### SHORT TASK
Copy every line that contains the string "this" from the entries below.

### SUPPLIED MATERIAL
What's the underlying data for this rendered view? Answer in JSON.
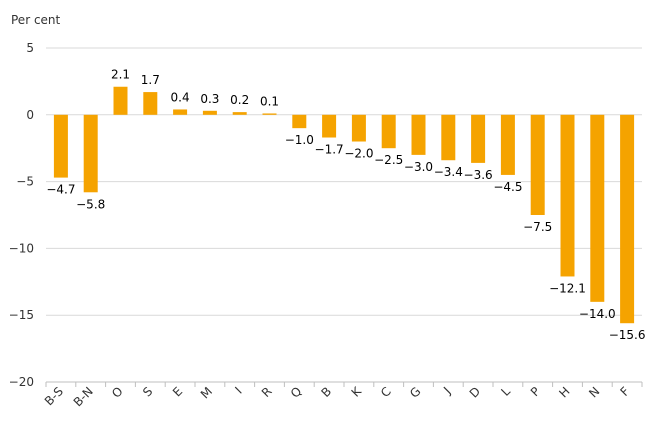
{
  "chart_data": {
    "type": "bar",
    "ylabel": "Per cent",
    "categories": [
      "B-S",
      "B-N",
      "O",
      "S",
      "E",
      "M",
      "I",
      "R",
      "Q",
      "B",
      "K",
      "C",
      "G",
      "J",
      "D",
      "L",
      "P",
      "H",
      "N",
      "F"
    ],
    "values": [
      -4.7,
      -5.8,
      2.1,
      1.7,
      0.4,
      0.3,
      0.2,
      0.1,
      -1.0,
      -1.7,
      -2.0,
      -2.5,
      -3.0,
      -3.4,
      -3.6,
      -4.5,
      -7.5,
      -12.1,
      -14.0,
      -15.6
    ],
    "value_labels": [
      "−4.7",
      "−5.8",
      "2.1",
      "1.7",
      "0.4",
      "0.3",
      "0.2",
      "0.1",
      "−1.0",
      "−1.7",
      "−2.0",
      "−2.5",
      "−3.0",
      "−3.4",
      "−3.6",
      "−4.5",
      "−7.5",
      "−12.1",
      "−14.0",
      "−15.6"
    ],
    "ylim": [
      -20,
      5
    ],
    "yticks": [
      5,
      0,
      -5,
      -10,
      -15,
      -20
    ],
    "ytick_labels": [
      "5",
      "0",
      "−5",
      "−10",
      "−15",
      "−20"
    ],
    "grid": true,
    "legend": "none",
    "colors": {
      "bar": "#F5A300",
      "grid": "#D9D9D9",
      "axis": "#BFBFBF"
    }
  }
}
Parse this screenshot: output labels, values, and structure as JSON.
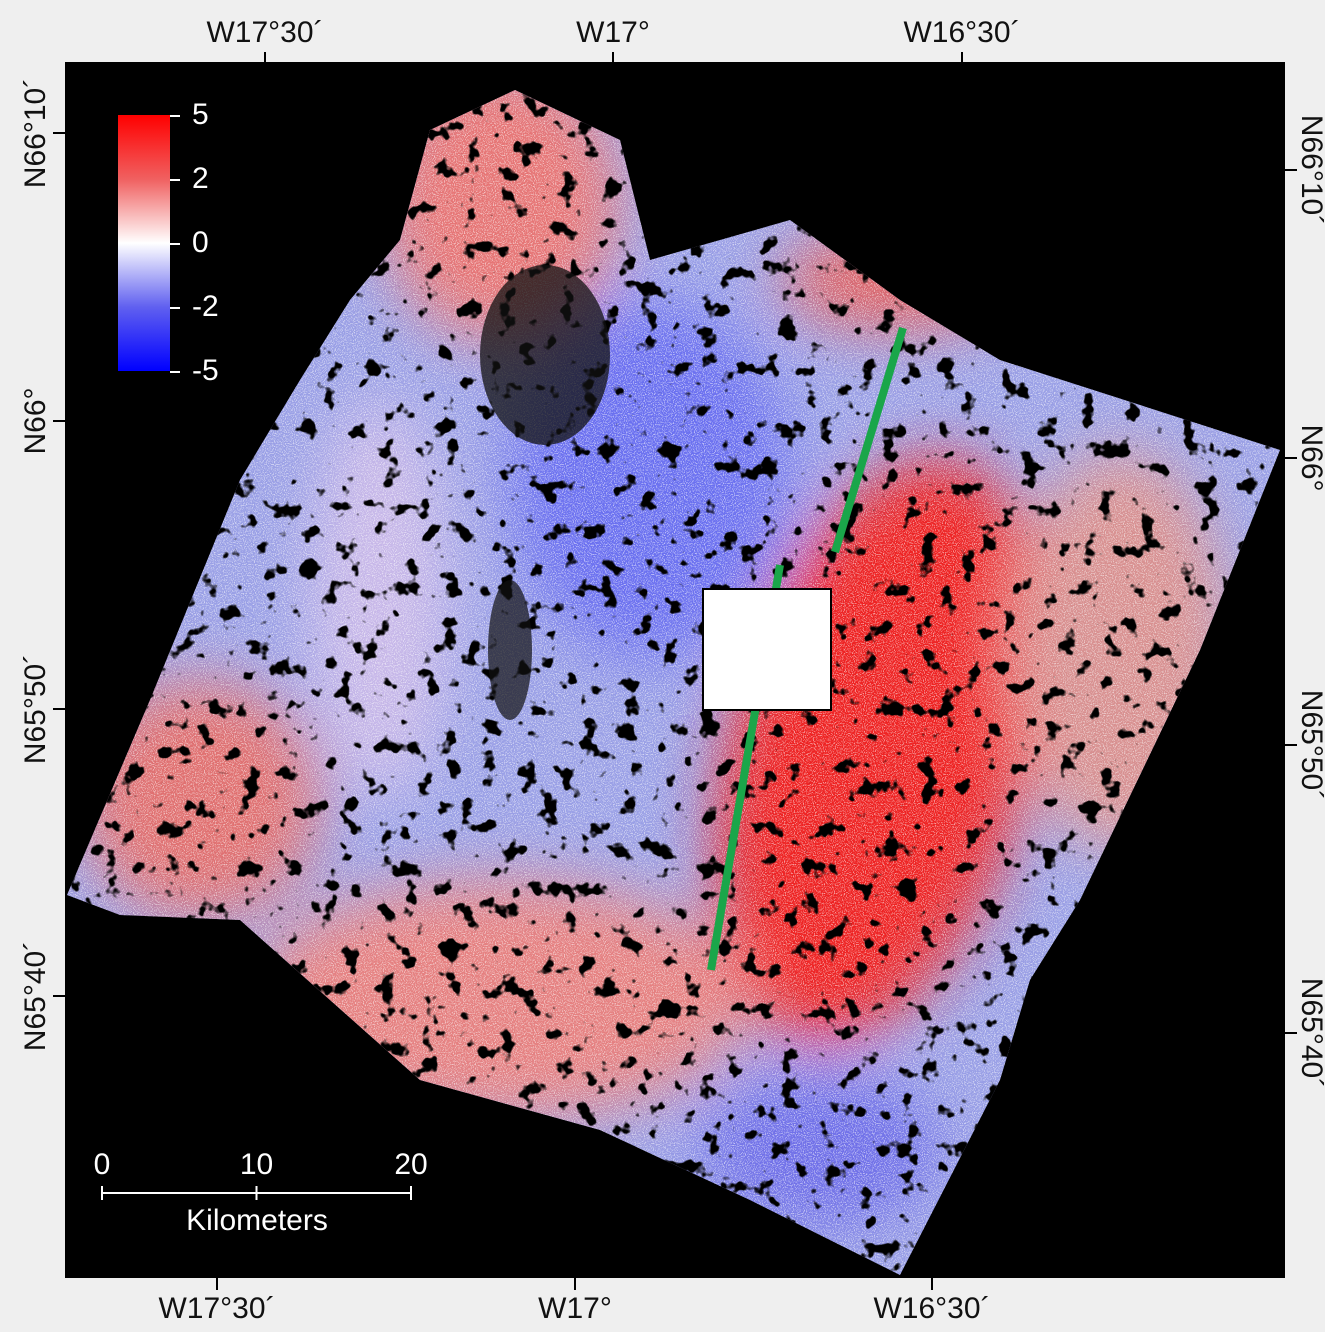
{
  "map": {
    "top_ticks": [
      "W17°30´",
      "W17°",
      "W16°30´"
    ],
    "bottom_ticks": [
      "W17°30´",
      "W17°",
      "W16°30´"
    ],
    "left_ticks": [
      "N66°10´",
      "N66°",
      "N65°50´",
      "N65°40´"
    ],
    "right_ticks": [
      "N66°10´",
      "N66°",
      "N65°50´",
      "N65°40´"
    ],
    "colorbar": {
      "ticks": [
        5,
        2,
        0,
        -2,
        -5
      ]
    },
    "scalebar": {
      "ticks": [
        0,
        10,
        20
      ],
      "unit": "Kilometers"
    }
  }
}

### TASK RESULT
What's the underlying data for this rendered view? Answer in JSON.
Parse this screenshot: output labels, values, and structure as JSON.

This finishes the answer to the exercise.